» **Task objective**:
Your answer is a single number: the count of lines that contain the string "Priyanka".

» **Provided records**:
....
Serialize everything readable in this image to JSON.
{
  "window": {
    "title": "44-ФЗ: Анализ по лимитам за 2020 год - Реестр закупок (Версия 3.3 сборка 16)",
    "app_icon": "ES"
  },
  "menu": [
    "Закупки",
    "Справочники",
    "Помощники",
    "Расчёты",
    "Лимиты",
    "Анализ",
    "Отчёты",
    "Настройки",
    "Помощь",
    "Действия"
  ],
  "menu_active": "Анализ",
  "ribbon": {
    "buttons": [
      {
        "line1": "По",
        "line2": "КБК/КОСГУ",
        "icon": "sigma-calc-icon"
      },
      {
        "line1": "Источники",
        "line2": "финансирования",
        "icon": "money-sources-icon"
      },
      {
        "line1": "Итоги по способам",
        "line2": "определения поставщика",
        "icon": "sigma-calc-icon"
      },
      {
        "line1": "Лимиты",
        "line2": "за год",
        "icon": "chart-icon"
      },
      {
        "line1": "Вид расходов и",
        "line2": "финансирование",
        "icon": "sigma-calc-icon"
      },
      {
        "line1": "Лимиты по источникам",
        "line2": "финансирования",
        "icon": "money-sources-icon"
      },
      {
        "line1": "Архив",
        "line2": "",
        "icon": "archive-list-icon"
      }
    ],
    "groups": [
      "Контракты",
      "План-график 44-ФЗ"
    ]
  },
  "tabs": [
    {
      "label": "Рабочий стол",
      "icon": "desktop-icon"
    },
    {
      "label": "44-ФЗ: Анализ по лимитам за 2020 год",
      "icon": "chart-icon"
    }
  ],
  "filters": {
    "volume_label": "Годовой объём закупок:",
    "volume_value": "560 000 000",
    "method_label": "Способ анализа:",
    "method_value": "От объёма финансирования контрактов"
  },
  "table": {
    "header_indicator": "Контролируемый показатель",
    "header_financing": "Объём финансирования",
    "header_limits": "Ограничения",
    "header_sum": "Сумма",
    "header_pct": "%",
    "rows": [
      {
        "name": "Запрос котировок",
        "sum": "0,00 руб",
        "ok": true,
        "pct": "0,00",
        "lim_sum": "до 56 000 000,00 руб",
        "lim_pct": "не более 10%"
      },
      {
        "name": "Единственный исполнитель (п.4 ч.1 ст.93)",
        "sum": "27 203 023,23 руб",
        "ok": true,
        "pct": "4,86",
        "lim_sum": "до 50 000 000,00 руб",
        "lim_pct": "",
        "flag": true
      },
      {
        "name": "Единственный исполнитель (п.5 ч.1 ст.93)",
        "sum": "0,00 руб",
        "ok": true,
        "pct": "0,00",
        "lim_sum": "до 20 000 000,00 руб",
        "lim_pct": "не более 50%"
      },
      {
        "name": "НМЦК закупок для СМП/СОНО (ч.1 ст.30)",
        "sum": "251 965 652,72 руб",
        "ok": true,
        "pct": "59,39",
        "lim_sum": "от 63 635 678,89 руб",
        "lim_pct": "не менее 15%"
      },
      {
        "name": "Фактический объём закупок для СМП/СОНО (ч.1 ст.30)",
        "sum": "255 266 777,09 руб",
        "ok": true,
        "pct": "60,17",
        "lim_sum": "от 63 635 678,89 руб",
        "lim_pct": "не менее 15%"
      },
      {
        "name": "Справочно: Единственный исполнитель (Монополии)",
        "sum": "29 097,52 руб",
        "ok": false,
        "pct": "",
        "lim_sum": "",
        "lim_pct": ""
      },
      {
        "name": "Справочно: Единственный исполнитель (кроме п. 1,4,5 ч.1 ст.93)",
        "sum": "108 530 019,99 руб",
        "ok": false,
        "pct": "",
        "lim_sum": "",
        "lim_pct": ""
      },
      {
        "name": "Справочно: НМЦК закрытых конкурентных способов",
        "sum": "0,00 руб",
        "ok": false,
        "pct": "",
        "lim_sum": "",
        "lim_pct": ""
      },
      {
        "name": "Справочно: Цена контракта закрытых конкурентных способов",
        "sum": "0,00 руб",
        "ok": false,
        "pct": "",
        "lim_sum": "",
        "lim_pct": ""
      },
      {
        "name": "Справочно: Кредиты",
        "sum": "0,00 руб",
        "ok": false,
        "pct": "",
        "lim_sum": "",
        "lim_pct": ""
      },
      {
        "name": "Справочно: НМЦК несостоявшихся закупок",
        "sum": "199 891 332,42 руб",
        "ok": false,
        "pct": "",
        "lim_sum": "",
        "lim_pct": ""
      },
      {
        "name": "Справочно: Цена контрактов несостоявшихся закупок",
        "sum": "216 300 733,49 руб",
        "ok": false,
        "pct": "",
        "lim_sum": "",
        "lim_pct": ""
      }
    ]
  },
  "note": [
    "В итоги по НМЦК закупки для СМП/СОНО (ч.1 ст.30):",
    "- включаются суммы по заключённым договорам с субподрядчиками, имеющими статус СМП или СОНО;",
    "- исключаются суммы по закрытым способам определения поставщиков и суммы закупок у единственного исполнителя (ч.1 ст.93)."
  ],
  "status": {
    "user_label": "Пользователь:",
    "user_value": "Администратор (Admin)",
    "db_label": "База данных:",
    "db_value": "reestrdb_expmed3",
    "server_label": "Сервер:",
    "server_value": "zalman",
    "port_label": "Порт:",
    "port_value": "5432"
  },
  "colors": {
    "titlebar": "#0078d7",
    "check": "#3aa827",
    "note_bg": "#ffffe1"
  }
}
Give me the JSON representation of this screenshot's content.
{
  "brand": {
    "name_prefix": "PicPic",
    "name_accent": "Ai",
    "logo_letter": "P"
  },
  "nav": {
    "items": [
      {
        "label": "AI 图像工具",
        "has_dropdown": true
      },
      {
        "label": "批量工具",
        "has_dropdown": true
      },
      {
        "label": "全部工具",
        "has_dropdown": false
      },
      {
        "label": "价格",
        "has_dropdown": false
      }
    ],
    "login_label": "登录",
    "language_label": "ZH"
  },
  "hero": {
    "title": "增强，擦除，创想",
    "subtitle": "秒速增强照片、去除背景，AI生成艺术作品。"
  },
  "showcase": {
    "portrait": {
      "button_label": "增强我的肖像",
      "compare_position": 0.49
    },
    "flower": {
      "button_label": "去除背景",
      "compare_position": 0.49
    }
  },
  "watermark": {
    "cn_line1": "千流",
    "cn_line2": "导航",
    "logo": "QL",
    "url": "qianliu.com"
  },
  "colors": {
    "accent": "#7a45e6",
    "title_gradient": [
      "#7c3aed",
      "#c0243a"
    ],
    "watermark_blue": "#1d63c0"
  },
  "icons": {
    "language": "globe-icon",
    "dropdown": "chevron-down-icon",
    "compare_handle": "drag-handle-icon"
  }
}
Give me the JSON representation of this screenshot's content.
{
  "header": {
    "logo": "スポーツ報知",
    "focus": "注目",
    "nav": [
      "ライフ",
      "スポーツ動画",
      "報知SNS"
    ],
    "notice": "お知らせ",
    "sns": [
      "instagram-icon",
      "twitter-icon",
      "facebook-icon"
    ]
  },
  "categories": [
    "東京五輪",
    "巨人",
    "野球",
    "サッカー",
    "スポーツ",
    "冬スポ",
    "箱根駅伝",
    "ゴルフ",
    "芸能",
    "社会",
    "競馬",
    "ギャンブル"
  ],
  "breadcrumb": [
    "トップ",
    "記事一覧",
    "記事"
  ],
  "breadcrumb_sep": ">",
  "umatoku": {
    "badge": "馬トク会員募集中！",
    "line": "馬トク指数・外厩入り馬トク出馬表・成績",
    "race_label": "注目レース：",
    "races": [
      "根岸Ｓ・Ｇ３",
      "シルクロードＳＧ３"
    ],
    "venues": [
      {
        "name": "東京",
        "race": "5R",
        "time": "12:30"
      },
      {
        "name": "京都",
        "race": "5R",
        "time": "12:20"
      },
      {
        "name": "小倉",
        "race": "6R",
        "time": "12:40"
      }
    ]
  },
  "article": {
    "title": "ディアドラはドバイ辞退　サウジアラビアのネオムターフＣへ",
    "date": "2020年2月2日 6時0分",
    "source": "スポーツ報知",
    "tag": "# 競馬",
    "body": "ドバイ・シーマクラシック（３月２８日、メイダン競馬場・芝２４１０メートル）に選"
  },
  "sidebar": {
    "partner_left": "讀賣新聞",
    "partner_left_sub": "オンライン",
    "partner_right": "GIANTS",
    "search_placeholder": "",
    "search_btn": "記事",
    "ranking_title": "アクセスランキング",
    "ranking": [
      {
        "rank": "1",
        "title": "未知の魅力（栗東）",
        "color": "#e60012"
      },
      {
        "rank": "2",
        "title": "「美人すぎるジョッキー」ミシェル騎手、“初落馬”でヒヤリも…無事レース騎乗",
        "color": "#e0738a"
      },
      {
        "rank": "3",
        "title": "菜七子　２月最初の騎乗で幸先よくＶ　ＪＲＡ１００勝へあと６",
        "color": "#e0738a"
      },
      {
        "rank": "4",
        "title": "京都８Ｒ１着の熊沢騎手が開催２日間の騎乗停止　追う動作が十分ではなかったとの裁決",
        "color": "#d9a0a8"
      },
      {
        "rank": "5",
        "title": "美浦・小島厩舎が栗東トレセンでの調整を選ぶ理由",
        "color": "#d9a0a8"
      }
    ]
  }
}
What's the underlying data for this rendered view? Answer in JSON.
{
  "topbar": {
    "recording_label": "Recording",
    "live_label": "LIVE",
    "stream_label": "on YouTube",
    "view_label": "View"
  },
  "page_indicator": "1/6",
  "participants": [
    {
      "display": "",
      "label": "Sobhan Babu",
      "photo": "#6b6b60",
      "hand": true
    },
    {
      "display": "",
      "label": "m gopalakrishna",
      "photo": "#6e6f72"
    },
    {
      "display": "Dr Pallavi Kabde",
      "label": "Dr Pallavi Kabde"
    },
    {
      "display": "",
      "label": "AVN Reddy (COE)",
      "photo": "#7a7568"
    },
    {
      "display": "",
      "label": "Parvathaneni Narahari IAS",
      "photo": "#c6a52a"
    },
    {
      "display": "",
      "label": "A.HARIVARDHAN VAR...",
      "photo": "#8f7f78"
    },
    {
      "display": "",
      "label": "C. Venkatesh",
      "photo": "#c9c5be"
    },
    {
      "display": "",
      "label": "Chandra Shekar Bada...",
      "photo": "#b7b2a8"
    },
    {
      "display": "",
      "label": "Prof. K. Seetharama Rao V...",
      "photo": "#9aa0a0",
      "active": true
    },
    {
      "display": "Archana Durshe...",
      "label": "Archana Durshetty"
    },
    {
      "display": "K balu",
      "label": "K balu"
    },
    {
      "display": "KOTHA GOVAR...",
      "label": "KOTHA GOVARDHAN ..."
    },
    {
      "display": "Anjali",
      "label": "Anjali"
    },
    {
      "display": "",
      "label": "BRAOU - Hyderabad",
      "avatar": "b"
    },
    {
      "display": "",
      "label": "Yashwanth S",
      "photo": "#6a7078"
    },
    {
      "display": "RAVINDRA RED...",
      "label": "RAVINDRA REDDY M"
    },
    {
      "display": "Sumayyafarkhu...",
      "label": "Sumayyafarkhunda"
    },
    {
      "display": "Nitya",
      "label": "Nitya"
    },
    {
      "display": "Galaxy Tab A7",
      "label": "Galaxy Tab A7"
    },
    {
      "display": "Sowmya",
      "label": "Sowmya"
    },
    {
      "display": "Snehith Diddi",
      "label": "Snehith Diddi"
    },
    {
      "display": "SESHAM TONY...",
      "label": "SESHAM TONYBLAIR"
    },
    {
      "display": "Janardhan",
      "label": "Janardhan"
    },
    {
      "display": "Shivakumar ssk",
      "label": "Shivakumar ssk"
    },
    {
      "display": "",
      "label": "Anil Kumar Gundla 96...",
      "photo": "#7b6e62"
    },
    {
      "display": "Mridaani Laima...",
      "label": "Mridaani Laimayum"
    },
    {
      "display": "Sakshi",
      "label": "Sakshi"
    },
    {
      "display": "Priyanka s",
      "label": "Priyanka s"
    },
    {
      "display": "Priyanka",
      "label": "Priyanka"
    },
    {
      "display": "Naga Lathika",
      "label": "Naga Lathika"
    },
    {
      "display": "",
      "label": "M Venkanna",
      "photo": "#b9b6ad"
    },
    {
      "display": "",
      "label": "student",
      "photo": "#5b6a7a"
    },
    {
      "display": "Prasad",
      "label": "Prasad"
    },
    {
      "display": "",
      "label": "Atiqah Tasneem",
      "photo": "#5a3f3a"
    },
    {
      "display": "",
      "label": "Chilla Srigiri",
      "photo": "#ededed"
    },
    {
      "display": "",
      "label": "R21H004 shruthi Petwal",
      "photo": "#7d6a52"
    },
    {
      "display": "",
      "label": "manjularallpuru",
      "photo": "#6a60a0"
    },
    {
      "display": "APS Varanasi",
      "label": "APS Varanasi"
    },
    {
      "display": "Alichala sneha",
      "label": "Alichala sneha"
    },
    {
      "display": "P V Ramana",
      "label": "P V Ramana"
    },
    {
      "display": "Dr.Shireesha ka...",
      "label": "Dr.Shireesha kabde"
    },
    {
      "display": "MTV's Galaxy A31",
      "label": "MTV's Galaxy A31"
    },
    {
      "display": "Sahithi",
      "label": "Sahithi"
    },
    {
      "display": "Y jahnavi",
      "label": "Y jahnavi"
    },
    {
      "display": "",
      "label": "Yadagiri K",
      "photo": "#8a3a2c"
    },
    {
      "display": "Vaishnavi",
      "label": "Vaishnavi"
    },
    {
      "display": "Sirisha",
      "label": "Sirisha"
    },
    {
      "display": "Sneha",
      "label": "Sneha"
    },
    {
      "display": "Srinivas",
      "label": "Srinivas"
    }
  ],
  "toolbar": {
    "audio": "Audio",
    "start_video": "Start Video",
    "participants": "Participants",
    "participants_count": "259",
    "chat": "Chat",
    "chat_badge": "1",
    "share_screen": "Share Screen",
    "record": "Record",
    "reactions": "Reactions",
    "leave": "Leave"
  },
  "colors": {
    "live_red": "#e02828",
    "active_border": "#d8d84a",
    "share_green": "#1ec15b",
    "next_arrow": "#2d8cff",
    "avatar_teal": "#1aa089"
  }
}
....
» **Written response**:
4